◆ Written request
Each record below should be output verbatim, without pictures.
# # # # # # #
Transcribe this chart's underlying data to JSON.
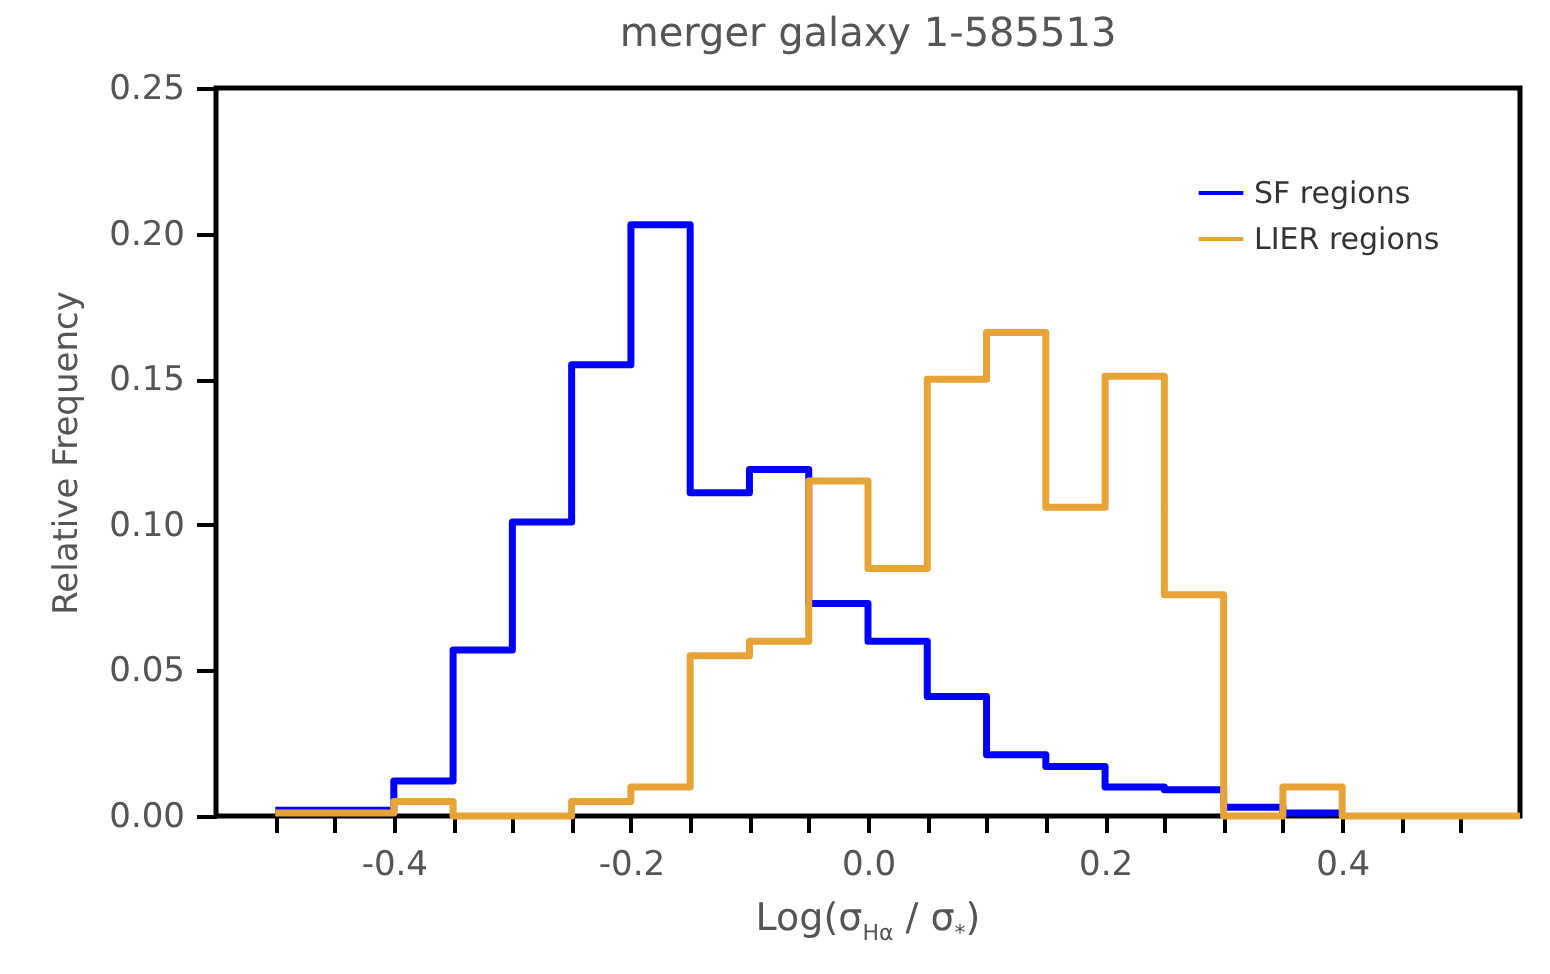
{
  "chart_data": {
    "type": "histogram",
    "title": "merger galaxy 1-585513",
    "xlabel": "Log(σ$_{Hα}$ / σ$_{*}$)",
    "ylabel": "Relative Frequency",
    "bins": [
      -0.5,
      -0.45,
      -0.4,
      -0.35,
      -0.3,
      -0.25,
      -0.2,
      -0.15,
      -0.1,
      -0.05,
      0.0,
      0.05,
      0.1,
      0.15,
      0.2,
      0.25,
      0.3,
      0.35,
      0.4,
      0.45,
      0.5,
      0.55
    ],
    "series": [
      {
        "name": "SF regions",
        "color": "#0000ff",
        "bins": [
          -0.5,
          -0.45,
          -0.4,
          -0.35,
          -0.3,
          -0.25,
          -0.2,
          -0.15,
          -0.1,
          -0.05,
          0.0,
          0.05,
          0.1,
          0.15,
          0.2,
          0.25,
          0.3,
          0.35,
          0.4
        ],
        "values": [
          0.002,
          0.002,
          0.012,
          0.057,
          0.101,
          0.155,
          0.203,
          0.111,
          0.119,
          0.073,
          0.06,
          0.041,
          0.021,
          0.017,
          0.01,
          0.009,
          0.003,
          0.001
        ]
      },
      {
        "name": "LIER regions",
        "color": "#e8a336",
        "values": [
          0.001,
          0.001,
          0.005,
          0.0,
          0.0,
          0.005,
          0.01,
          0.055,
          0.06,
          0.115,
          0.085,
          0.15,
          0.166,
          0.106,
          0.151,
          0.076,
          0.0,
          0.01,
          0.0,
          0.0,
          0.0
        ]
      }
    ],
    "xlim": [
      -0.55,
      0.55
    ],
    "xticks": [
      {
        "value": -0.5,
        "label": null
      },
      {
        "value": -0.45,
        "label": null
      },
      -0.4,
      {
        "value": -0.35,
        "label": null
      },
      {
        "value": -0.3,
        "label": null
      },
      {
        "value": -0.25,
        "label": null
      },
      -0.2,
      {
        "value": -0.15,
        "label": null
      },
      {
        "value": -0.1,
        "label": null
      },
      {
        "value": -0.05,
        "label": null
      },
      {
        "value": 0,
        "label": "0.0"
      },
      {
        "value": 0.05,
        "label": null
      },
      {
        "value": 0.1,
        "label": null
      },
      {
        "value": 0.15,
        "label": null
      },
      0.2,
      {
        "value": 0.25,
        "label": null
      },
      {
        "value": 0.3,
        "label": null
      },
      {
        "value": 0.35,
        "label": null
      },
      0.4,
      {
        "value": 0.45,
        "label": null
      },
      {
        "value": 0.5,
        "label": null
      }
    ],
    "ylim": [
      0,
      0.25
    ],
    "yticks": [
      {
        "value": 0,
        "label": "0.00"
      },
      0.05,
      {
        "value": 0.1,
        "label": "0.10"
      },
      0.15,
      {
        "value": 0.2,
        "label": "0.20"
      },
      0.25
    ],
    "legend": "top right",
    "grid": false
  }
}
# # # # # # #
◆ Result of the task
Transcribe this chart's underlying data to JSON.
{
  "chart_data": {
    "type": "histogram",
    "title": "merger galaxy 1-585513",
    "xlabel": "Log(σ$_{Hα}$ / σ$_{*}$)",
    "ylabel": "Relative Frequency",
    "bins": [
      -0.5,
      -0.45,
      -0.4,
      -0.35,
      -0.3,
      -0.25,
      -0.2,
      -0.15,
      -0.1,
      -0.05,
      0.0,
      0.05,
      0.1,
      0.15,
      0.2,
      0.25,
      0.3,
      0.35,
      0.4,
      0.45,
      0.5,
      0.55
    ],
    "series": [
      {
        "name": "SF regions",
        "color": "#0000ff",
        "bins": [
          -0.5,
          -0.45,
          -0.4,
          -0.35,
          -0.3,
          -0.25,
          -0.2,
          -0.15,
          -0.1,
          -0.05,
          0.0,
          0.05,
          0.1,
          0.15,
          0.2,
          0.25,
          0.3,
          0.35,
          0.4
        ],
        "values": [
          0.002,
          0.002,
          0.012,
          0.057,
          0.101,
          0.155,
          0.203,
          0.111,
          0.119,
          0.073,
          0.06,
          0.041,
          0.021,
          0.017,
          0.01,
          0.009,
          0.003,
          0.001
        ]
      },
      {
        "name": "LIER regions",
        "color": "#e8a336",
        "values": [
          0.001,
          0.001,
          0.005,
          0.0,
          0.0,
          0.005,
          0.01,
          0.055,
          0.06,
          0.115,
          0.085,
          0.15,
          0.166,
          0.106,
          0.151,
          0.076,
          0.0,
          0.01,
          0.0,
          0.0,
          0.0
        ]
      }
    ],
    "xlim": [
      -0.55,
      0.55
    ],
    "xticks": [
      {
        "value": -0.5,
        "label": null
      },
      {
        "value": -0.45,
        "label": null
      },
      -0.4,
      {
        "value": -0.35,
        "label": null
      },
      {
        "value": -0.3,
        "label": null
      },
      {
        "value": -0.25,
        "label": null
      },
      -0.2,
      {
        "value": -0.15,
        "label": null
      },
      {
        "value": -0.1,
        "label": null
      },
      {
        "value": -0.05,
        "label": null
      },
      {
        "value": 0,
        "label": "0.0"
      },
      {
        "value": 0.05,
        "label": null
      },
      {
        "value": 0.1,
        "label": null
      },
      {
        "value": 0.15,
        "label": null
      },
      0.2,
      {
        "value": 0.25,
        "label": null
      },
      {
        "value": 0.3,
        "label": null
      },
      {
        "value": 0.35,
        "label": null
      },
      0.4,
      {
        "value": 0.45,
        "label": null
      },
      {
        "value": 0.5,
        "label": null
      }
    ],
    "ylim": [
      0,
      0.25
    ],
    "yticks": [
      {
        "value": 0,
        "label": "0.00"
      },
      0.05,
      {
        "value": 0.1,
        "label": "0.10"
      },
      0.15,
      {
        "value": 0.2,
        "label": "0.20"
      },
      0.25
    ],
    "legend": "top right",
    "grid": false
  }
}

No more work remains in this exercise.